- [Exercise aim]: Reproduce the lines from the one containing "Find all labels, buttons, inputs, and" through the one containing "menu-item-archive-settings[interactable]: ✕ nastavenie", swapping "Kalkulačka" for "Calculator" and leaving everything else unchanged.

- [Data for this task]:
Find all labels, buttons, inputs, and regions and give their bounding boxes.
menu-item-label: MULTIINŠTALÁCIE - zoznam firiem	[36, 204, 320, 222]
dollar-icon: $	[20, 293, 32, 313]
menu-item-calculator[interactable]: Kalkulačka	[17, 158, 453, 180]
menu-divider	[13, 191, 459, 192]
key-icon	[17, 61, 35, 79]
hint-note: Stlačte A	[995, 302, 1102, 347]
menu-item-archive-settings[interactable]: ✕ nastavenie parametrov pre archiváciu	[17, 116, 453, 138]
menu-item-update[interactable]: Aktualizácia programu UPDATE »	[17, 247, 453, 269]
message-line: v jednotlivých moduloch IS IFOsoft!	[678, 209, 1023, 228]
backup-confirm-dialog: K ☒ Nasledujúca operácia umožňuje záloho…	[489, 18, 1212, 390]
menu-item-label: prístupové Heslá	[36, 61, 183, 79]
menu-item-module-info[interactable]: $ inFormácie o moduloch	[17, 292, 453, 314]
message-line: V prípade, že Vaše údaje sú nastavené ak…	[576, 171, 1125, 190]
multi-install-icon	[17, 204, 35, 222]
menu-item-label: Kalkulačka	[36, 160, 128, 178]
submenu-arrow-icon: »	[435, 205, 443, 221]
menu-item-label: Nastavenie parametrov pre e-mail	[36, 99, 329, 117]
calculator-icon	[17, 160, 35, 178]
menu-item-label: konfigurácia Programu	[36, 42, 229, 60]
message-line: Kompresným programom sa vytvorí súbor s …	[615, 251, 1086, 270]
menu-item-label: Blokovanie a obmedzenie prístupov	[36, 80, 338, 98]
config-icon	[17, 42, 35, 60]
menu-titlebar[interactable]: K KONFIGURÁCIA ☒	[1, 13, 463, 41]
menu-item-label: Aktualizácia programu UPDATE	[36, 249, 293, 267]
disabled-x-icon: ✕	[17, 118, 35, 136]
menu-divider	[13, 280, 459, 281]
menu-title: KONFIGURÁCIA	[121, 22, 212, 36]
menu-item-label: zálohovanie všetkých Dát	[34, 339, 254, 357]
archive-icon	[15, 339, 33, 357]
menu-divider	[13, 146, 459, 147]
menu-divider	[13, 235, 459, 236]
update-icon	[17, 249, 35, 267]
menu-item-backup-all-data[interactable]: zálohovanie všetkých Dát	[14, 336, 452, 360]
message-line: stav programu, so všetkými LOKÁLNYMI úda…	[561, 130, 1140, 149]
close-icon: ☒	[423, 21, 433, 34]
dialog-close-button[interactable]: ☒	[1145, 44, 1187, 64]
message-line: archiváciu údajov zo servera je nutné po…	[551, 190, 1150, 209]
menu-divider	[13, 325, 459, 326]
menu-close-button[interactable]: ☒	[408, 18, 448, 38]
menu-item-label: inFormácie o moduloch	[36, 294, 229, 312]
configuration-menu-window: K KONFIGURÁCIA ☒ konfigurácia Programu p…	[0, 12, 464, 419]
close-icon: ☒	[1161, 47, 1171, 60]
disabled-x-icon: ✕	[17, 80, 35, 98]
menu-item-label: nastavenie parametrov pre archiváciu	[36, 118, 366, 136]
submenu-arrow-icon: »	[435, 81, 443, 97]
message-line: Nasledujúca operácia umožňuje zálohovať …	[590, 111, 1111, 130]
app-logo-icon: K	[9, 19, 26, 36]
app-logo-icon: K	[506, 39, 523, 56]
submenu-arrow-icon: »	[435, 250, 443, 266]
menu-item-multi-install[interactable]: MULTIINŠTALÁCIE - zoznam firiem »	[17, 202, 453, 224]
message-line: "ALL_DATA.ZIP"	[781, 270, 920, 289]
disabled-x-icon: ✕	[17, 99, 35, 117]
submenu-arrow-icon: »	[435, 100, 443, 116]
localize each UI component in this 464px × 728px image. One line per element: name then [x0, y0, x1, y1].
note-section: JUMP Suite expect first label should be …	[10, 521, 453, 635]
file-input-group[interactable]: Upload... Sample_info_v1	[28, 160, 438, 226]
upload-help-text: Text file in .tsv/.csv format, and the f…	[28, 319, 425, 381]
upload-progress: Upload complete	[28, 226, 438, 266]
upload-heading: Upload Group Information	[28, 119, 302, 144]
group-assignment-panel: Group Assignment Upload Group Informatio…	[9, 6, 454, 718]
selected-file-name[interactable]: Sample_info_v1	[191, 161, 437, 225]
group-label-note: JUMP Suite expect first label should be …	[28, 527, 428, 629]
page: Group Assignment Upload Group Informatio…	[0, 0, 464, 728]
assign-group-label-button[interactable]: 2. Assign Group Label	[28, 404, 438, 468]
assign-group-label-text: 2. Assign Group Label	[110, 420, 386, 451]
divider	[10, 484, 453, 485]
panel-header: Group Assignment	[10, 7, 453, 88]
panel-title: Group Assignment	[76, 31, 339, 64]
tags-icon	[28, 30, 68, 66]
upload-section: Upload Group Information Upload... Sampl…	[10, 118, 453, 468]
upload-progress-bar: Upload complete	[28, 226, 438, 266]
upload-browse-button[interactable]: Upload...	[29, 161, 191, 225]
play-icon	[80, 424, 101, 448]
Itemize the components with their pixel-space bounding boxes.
...
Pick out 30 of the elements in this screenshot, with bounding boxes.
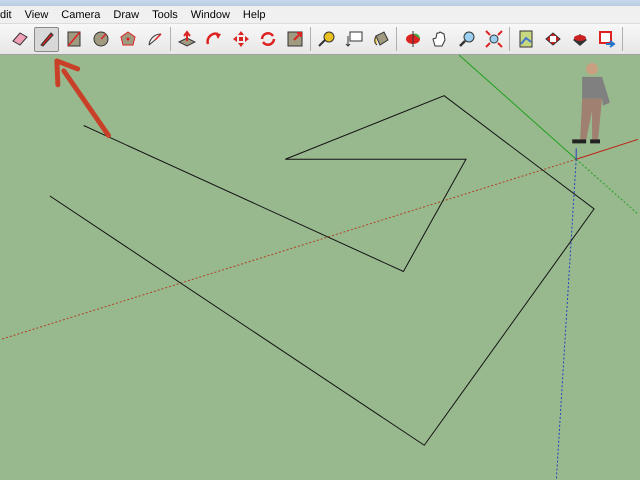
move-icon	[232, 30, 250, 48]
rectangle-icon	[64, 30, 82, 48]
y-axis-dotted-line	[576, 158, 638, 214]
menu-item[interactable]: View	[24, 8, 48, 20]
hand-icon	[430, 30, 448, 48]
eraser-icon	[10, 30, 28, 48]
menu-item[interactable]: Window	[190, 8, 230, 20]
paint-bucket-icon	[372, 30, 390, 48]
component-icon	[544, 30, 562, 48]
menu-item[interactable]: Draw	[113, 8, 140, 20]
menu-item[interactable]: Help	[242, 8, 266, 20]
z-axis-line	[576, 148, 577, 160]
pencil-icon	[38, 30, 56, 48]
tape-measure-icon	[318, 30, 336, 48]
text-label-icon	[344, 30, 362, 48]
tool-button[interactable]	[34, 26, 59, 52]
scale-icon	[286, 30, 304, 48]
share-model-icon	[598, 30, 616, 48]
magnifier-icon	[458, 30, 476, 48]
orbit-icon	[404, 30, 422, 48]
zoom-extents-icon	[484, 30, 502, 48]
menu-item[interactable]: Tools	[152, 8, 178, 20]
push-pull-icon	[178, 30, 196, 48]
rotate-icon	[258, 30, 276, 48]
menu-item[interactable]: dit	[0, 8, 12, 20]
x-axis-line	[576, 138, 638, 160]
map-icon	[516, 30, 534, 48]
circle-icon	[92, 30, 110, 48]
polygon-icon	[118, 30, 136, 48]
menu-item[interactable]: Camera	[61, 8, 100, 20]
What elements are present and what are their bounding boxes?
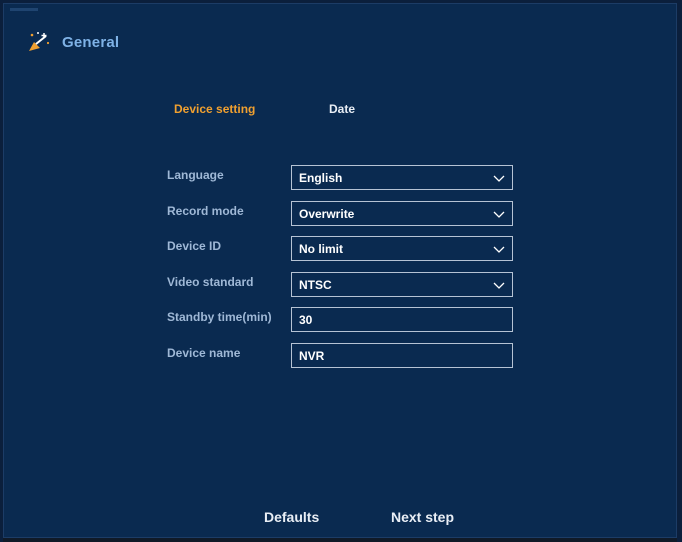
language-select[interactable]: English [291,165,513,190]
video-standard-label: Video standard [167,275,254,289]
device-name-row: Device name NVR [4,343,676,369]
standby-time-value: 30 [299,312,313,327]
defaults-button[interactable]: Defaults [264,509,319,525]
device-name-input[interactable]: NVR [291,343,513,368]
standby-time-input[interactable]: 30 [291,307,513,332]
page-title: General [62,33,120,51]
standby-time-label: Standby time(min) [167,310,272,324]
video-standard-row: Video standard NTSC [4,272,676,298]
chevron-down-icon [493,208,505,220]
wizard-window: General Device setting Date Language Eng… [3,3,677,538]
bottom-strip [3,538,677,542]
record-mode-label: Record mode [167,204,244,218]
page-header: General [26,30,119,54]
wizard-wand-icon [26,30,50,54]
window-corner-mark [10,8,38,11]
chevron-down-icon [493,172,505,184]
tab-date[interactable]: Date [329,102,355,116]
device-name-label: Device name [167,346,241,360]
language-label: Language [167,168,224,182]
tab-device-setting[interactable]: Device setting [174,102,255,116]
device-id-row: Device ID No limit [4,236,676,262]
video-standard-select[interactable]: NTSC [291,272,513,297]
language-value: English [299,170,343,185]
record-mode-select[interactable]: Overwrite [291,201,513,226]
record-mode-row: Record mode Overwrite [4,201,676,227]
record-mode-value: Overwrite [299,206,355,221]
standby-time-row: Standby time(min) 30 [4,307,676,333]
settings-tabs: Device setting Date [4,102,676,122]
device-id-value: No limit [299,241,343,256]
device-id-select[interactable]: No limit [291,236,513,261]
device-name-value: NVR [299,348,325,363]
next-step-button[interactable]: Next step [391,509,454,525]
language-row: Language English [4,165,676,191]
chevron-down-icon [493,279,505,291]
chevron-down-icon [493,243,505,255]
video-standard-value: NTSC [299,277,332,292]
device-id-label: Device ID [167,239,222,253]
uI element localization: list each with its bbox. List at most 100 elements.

- [Answer for the task]:
Find all labels, buttons, inputs, and regions and give their bounding boxes.
menu-item-label: MULTIINŠTALÁCIE - zoznam firiem	[36, 204, 320, 222]
dollar-icon: $	[20, 293, 32, 313]
menu-item-calculator[interactable]: Calculator	[17, 158, 453, 180]
menu-divider	[13, 191, 459, 192]
key-icon	[17, 61, 35, 79]
hint-note: Stlačte A	[995, 302, 1102, 347]
menu-item-archive-settings[interactable]: ✕ nastavenie parametrov pre archiváciu	[17, 116, 453, 138]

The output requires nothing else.